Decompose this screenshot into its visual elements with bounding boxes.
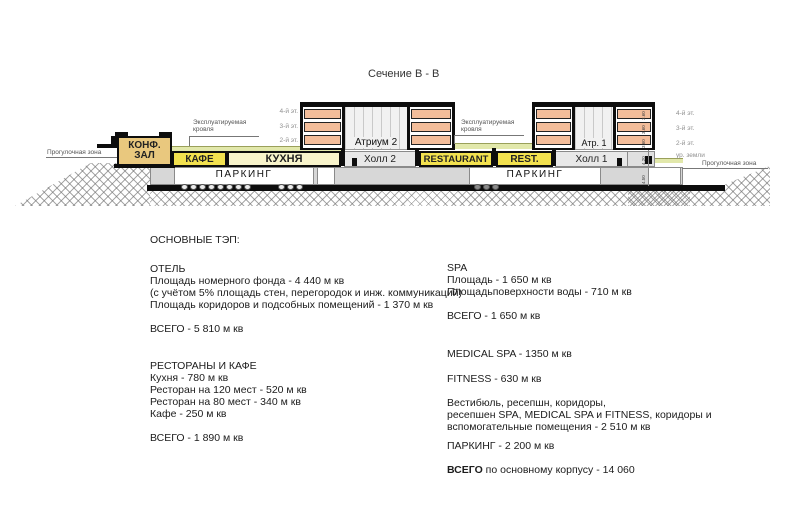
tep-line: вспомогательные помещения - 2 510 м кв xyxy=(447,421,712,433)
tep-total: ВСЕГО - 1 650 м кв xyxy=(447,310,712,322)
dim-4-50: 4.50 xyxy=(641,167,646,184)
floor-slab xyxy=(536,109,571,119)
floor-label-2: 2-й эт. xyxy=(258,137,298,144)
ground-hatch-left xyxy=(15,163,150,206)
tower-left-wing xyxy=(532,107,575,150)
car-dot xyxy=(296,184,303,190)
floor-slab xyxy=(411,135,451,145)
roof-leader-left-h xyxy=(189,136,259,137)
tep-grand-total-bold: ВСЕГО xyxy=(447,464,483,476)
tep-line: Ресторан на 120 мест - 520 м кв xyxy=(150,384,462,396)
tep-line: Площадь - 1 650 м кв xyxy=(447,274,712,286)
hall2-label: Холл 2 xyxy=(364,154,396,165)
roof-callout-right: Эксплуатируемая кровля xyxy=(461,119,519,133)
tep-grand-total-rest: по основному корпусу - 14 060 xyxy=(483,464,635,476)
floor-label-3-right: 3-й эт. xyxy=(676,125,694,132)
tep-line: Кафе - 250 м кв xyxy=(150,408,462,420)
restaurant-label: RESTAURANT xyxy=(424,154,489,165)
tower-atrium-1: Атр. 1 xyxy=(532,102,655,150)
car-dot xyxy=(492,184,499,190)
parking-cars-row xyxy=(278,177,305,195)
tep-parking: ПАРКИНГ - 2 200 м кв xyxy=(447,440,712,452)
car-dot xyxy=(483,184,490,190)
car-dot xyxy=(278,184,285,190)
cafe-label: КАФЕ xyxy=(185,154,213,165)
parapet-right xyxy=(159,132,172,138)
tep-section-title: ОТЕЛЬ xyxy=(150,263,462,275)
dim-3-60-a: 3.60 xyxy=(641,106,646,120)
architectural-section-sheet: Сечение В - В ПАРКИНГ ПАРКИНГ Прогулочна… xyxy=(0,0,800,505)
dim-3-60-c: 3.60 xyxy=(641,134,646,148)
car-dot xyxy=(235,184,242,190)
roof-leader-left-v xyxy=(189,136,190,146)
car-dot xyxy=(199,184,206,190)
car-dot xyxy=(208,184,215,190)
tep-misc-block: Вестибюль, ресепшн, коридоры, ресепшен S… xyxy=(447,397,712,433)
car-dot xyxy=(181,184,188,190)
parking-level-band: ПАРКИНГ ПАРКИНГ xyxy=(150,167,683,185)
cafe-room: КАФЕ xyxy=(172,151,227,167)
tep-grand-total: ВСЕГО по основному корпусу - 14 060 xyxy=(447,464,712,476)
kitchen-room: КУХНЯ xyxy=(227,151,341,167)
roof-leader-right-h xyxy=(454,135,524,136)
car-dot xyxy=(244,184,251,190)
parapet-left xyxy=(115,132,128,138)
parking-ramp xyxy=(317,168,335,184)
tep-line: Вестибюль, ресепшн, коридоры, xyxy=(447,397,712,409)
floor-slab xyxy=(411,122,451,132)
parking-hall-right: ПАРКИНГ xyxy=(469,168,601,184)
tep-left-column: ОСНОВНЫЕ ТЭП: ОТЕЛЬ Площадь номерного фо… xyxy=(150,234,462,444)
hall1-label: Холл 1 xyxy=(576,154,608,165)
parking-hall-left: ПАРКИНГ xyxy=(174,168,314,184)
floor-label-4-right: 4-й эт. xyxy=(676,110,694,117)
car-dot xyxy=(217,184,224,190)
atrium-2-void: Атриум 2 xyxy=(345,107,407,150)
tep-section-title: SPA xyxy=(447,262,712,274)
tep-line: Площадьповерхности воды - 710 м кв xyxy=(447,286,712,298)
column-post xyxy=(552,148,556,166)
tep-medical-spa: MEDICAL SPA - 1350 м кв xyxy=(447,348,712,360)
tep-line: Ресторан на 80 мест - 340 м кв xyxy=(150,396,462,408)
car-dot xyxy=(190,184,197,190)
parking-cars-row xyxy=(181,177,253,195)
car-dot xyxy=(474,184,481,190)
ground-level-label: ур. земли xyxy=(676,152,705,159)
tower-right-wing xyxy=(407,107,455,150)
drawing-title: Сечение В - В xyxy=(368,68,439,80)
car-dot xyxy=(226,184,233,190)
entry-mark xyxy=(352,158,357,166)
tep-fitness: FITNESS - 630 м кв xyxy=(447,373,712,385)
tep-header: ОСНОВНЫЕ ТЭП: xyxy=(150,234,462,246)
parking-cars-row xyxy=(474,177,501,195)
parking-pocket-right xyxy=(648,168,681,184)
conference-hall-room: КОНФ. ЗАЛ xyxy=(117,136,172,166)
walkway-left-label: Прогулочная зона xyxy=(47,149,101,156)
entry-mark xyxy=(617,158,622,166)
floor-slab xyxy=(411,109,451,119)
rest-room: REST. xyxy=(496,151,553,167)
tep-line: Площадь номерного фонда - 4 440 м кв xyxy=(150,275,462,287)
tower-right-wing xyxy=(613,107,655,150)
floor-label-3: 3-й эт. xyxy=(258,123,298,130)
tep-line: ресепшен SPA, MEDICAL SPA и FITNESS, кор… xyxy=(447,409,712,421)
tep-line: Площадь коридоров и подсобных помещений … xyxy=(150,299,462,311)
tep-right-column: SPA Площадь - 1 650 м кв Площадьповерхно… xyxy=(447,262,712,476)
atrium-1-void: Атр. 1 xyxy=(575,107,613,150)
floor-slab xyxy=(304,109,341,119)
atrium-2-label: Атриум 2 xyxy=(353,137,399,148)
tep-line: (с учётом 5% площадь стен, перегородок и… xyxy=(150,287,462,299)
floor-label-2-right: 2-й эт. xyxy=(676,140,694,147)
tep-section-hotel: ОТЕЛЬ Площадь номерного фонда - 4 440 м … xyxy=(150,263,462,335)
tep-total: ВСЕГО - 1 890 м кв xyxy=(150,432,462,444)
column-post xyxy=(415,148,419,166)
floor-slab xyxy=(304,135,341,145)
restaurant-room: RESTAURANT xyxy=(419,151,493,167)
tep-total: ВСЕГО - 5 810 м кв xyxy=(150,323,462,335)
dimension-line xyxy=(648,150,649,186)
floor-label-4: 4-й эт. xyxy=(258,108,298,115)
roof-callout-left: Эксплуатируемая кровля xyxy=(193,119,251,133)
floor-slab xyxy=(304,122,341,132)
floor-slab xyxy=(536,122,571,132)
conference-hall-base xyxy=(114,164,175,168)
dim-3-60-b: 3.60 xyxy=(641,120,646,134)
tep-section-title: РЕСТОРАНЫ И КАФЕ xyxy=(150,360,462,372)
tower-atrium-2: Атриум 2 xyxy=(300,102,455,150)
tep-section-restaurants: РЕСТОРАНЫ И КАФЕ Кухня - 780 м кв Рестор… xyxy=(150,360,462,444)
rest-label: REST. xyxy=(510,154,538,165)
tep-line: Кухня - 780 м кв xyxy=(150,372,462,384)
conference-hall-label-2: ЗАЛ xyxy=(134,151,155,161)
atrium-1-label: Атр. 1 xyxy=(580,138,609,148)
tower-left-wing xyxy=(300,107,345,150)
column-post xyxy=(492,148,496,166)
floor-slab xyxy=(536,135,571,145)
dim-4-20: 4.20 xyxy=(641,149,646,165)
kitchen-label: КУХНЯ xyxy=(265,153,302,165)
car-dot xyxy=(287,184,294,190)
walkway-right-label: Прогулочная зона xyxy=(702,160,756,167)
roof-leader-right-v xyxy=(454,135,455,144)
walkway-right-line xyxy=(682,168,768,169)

━━━━━━━━━━

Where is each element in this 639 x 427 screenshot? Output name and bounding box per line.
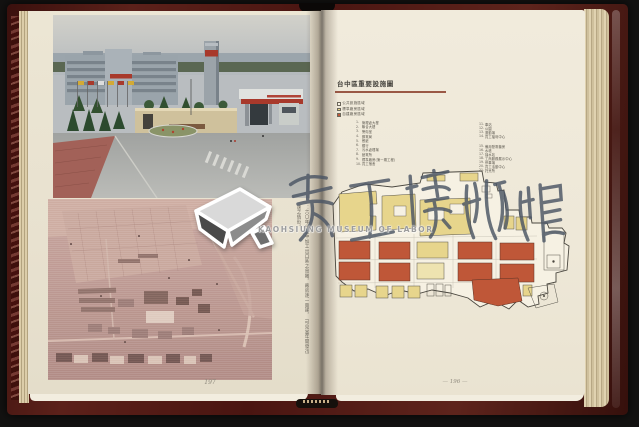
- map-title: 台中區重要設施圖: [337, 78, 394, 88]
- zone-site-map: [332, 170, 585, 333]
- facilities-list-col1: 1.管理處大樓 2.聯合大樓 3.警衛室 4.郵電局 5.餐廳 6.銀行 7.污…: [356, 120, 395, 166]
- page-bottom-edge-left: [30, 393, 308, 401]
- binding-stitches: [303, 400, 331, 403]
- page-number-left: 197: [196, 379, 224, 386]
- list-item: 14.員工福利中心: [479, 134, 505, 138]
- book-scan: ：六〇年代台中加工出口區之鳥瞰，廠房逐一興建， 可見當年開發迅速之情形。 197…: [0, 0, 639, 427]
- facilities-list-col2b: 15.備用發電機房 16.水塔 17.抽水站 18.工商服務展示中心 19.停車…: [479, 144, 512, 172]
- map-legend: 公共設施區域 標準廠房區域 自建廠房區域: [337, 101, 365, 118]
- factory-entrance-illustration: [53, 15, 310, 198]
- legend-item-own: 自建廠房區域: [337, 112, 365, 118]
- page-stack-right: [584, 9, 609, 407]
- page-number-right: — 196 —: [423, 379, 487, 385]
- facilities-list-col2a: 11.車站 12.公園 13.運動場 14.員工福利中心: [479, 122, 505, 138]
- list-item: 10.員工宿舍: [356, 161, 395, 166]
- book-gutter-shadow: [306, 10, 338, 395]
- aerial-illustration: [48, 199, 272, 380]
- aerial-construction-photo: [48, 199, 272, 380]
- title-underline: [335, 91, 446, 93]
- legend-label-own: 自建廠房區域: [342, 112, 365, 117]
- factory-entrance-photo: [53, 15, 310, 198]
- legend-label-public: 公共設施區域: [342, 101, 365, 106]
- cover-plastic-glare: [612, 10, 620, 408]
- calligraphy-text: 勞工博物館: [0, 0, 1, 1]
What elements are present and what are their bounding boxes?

━━━━━━━━━━

* [Request]:
Reproduce the lines of the items above without any changes. Begin at the line that contains "tep-line: вспомогательные помещения", and stop after the line that contains "hall2-label: Холл 2 xyxy=(364,154,396,165)".

* [Solution to the exercise]:
tep-line: вспомогательные помещения - 2 510 м кв xyxy=(447,421,712,433)
tep-total: ВСЕГО - 1 650 м кв xyxy=(447,310,712,322)
dim-4-50: 4.50 xyxy=(641,167,646,184)
floor-slab xyxy=(536,109,571,119)
floor-label-2: 2-й эт. xyxy=(258,137,298,144)
ground-hatch-left xyxy=(15,163,150,206)
tower-left-wing xyxy=(532,107,575,150)
car-dot xyxy=(296,184,303,190)
floor-slab xyxy=(411,135,451,145)
roof-leader-left-h xyxy=(189,136,259,137)
tep-grand-total-bold: ВСЕГО xyxy=(447,464,483,476)
tep-line: Ресторан на 120 мест - 520 м кв xyxy=(150,384,462,396)
tep-line: Площадь - 1 650 м кв xyxy=(447,274,712,286)
hall2-label: Холл 2 xyxy=(364,154,396,165)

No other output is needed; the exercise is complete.